● DATA EXCERPTS
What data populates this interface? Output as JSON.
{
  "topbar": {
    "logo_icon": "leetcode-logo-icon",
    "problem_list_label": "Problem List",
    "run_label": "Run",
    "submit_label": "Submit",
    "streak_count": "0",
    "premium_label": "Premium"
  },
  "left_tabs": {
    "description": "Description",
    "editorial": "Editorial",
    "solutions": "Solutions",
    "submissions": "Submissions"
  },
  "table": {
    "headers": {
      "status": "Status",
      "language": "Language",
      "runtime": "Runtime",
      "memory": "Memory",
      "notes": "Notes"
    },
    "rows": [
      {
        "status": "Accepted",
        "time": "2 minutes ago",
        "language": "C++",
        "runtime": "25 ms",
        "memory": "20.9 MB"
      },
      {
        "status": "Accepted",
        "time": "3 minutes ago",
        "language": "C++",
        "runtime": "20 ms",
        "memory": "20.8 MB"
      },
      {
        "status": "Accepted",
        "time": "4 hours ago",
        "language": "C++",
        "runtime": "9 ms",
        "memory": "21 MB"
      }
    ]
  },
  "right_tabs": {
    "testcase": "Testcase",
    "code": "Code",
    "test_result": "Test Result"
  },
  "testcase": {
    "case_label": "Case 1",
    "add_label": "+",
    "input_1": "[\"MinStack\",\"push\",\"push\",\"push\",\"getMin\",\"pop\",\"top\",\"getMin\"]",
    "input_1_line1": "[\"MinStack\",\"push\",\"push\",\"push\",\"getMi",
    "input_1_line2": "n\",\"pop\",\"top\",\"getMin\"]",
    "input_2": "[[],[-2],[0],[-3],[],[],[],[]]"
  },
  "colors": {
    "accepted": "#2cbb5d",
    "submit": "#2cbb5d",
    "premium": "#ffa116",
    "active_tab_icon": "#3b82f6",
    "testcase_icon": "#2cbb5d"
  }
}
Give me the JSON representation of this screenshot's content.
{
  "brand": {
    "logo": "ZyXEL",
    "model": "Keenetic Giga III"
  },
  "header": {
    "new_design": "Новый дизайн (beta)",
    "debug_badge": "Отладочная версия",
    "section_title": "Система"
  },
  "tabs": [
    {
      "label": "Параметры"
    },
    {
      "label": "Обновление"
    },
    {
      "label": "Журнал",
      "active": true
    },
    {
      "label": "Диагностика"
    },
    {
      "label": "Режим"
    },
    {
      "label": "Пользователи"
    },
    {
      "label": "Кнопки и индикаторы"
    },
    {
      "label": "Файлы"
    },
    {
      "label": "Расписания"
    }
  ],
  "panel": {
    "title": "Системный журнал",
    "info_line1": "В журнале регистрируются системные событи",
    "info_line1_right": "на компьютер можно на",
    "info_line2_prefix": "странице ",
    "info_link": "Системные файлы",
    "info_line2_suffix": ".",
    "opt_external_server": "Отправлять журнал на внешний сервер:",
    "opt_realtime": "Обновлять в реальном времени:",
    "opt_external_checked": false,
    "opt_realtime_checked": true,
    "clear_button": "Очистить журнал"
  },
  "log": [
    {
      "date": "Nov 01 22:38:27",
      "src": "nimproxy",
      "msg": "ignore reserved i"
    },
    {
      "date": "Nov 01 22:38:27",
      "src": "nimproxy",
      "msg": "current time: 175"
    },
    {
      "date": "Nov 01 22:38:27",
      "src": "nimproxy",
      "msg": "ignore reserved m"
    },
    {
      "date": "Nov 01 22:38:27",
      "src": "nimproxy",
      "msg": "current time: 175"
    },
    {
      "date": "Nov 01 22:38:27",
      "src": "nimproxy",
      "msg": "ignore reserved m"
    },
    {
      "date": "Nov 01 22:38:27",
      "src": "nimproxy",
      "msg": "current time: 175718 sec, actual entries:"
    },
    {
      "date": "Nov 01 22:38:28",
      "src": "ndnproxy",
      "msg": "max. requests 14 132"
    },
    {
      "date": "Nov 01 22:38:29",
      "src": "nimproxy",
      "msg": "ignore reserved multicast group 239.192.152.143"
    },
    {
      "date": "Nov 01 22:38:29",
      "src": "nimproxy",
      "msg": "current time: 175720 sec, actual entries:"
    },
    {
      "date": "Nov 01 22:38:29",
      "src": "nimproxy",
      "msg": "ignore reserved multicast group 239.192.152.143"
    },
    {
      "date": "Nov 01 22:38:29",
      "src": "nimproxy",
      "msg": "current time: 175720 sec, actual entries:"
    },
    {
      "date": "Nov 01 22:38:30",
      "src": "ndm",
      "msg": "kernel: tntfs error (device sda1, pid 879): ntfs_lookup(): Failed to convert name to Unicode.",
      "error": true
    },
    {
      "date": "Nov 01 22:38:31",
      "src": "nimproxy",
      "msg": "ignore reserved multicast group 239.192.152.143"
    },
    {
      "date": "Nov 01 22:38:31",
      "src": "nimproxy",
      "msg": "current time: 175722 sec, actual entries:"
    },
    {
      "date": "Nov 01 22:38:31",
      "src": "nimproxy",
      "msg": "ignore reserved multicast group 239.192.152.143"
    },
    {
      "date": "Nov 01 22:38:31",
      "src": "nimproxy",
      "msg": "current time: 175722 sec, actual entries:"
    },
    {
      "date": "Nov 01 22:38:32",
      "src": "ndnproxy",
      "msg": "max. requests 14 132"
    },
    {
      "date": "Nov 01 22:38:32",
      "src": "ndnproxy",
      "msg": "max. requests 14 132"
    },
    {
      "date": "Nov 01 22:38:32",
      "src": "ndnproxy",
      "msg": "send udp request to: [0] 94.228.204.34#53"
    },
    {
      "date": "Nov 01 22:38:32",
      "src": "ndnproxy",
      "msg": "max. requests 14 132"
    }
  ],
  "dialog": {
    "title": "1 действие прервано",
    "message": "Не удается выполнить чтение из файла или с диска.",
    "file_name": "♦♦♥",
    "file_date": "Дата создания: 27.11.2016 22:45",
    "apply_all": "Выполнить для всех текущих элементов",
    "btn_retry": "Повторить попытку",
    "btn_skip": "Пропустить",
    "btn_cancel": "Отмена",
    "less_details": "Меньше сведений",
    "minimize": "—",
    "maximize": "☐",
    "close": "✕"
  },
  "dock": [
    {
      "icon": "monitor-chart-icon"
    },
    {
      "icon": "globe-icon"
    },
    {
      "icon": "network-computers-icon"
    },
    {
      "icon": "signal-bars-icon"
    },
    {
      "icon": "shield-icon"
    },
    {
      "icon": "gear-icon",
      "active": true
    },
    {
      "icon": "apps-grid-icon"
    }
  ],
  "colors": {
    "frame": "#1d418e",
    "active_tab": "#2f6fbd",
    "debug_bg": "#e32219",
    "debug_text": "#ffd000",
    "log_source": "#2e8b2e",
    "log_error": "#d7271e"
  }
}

● TASK INSTRUCTIONS
Reproduce each entry word for word.

● EXERCISE ANSWER
What data populates this interface? Output as JSON.
{
  "topbar": {
    "logo_icon": "leetcode-logo-icon",
    "problem_list_label": "Problem List",
    "run_label": "Run",
    "submit_label": "Submit",
    "streak_count": "0",
    "premium_label": "Premium"
  },
  "left_tabs": {
    "description": "Description",
    "editorial": "Editorial",
    "solutions": "Solutions",
    "submissions": "Submissions"
  },
  "table": {
    "headers": {
      "status": "Status",
      "language": "Language",
      "runtime": "Runtime",
      "memory": "Memory",
      "notes": "Notes"
    },
    "rows": [
      {
        "status": "Accepted",
        "time": "2 minutes ago",
        "language": "C++",
        "runtime": "25 ms",
        "memory": "20.9 MB"
      },
      {
        "status": "Accepted",
        "time": "3 minutes ago",
        "language": "C++",
        "runtime": "20 ms",
        "memory": "20.8 MB"
      },
      {
        "status": "Accepted",
        "time": "4 hours ago",
        "language": "C++",
        "runtime": "9 ms",
        "memory": "21 MB"
      }
    ]
  },
  "right_tabs": {
    "testcase": "Testcase",
    "code": "Code",
    "test_result": "Test Result"
  },
  "testcase": {
    "case_label": "Case 1",
    "add_label": "+",
    "input_1": "[\"MinStack\",\"push\",\"push\",\"push\",\"getMin\",\"pop\",\"top\",\"getMin\"]",
    "input_1_line1": "[\"MinStack\",\"push\",\"push\",\"push\",\"getMi",
    "input_1_line2": "n\",\"pop\",\"top\",\"getMin\"]",
    "input_2": "[[],[-2],[0],[-3],[],[],[],[]]"
  },
  "colors": {
    "accepted": "#2cbb5d",
    "submit": "#2cbb5d",
    "premium": "#ffa116",
    "active_tab_icon": "#3b82f6",
    "testcase_icon": "#2cbb5d"
  }
}
Give me the JSON representation of this screenshot's content.
{
  "brand": {
    "logo": "ZyXEL",
    "model": "Keenetic Giga III"
  },
  "header": {
    "new_design": "Новый дизайн (beta)",
    "debug_badge": "Отладочная версия",
    "section_title": "Система"
  },
  "tabs": [
    {
      "label": "Параметры"
    },
    {
      "label": "Обновление"
    },
    {
      "label": "Журнал",
      "active": true
    },
    {
      "label": "Диагностика"
    },
    {
      "label": "Режим"
    },
    {
      "label": "Пользователи"
    },
    {
      "label": "Кнопки и индикаторы"
    },
    {
      "label": "Файлы"
    },
    {
      "label": "Расписания"
    }
  ],
  "panel": {
    "title": "Системный журнал",
    "info_line1": "В журнале регистрируются системные событи",
    "info_line1_right": "на компьютер можно на",
    "info_line2_prefix": "странице ",
    "info_link": "Системные файлы",
    "info_line2_suffix": ".",
    "opt_external_server": "Отправлять журнал на внешний сервер:",
    "opt_realtime": "Обновлять в реальном времени:",
    "opt_external_checked": false,
    "opt_realtime_checked": true,
    "clear_button": "Очистить журнал"
  },
  "log": [
    {
      "date": "Nov 01 22:38:27",
      "src": "nimproxy",
      "msg": "ignore reserved i"
    },
    {
      "date": "Nov 01 22:38:27",
      "src": "nimproxy",
      "msg": "current time: 175"
    },
    {
      "date": "Nov 01 22:38:27",
      "src": "nimproxy",
      "msg": "ignore reserved m"
    },
    {
      "date": "Nov 01 22:38:27",
      "src": "nimproxy",
      "msg": "current time: 175"
    },
    {
      "date": "Nov 01 22:38:27",
      "src": "nimproxy",
      "msg": "ignore reserved m"
    },
    {
      "date": "Nov 01 22:38:27",
      "src": "nimproxy",
      "msg": "current time: 175718 sec, actual entries:"
    },
    {
      "date": "Nov 01 22:38:28",
      "src": "ndnproxy",
      "msg": "max. requests 14 132"
    },
    {
      "date": "Nov 01 22:38:29",
      "src": "nimproxy",
      "msg": "ignore reserved multicast group 239.192.152.143"
    },
    {
      "date": "Nov 01 22:38:29",
      "src": "nimproxy",
      "msg": "current time: 175720 sec, actual entries:"
    },
    {
      "date": "Nov 01 22:38:29",
      "src": "nimproxy",
      "msg": "ignore reserved multicast group 239.192.152.143"
    },
    {
      "date": "Nov 01 22:38:29",
      "src": "nimproxy",
      "msg": "current time: 175720 sec, actual entries:"
    },
    {
      "date": "Nov 01 22:38:30",
      "src": "ndm",
      "msg": "kernel: tntfs error (device sda1, pid 879): ntfs_lookup(): Failed to convert name to Unicode.",
      "error": true
    },
    {
      "date": "Nov 01 22:38:31",
      "src": "nimproxy",
      "msg": "ignore reserved multicast group 239.192.152.143"
    },
    {
      "date": "Nov 01 22:38:31",
      "src": "nimproxy",
      "msg": "current time: 175722 sec, actual entries:"
    },
    {
      "date": "Nov 01 22:38:31",
      "src": "nimproxy",
      "msg": "ignore reserved multicast group 239.192.152.143"
    },
    {
      "date": "Nov 01 22:38:31",
      "src": "nimproxy",
      "msg": "current time: 175722 sec, actual entries:"
    },
    {
      "date": "Nov 01 22:38:32",
      "src": "ndnproxy",
      "msg": "max. requests 14 132"
    },
    {
      "date": "Nov 01 22:38:32",
      "src": "ndnproxy",
      "msg": "max. requests 14 132"
    },
    {
      "date": "Nov 01 22:38:32",
      "src": "ndnproxy",
      "msg": "send udp request to: [0] 94.228.204.34#53"
    },
    {
      "date": "Nov 01 22:38:32",
      "src": "ndnproxy",
      "msg": "max. requests 14 132"
    }
  ],
  "dialog": {
    "title": "1 действие прервано",
    "message": "Не удается выполнить чтение из файла или с диска.",
    "file_name": "♦♦♥",
    "file_date": "Дата создания: 27.11.2016 22:45",
    "apply_all": "Выполнить для всех текущих элементов",
    "btn_retry": "Повторить попытку",
    "btn_skip": "Пропустить",
    "btn_cancel": "Отмена",
    "less_details": "Меньше сведений",
    "minimize": "—",
    "maximize": "☐",
    "close": "✕"
  },
  "dock": [
    {
      "icon": "monitor-chart-icon"
    },
    {
      "icon": "globe-icon"
    },
    {
      "icon": "network-computers-icon"
    },
    {
      "icon": "signal-bars-icon"
    },
    {
      "icon": "shield-icon"
    },
    {
      "icon": "gear-icon",
      "active": true
    },
    {
      "icon": "apps-grid-icon"
    }
  ],
  "colors": {
    "frame": "#1d418e",
    "active_tab": "#2f6fbd",
    "debug_bg": "#e32219",
    "debug_text": "#ffd000",
    "log_source": "#2e8b2e",
    "log_error": "#d7271e"
  }
}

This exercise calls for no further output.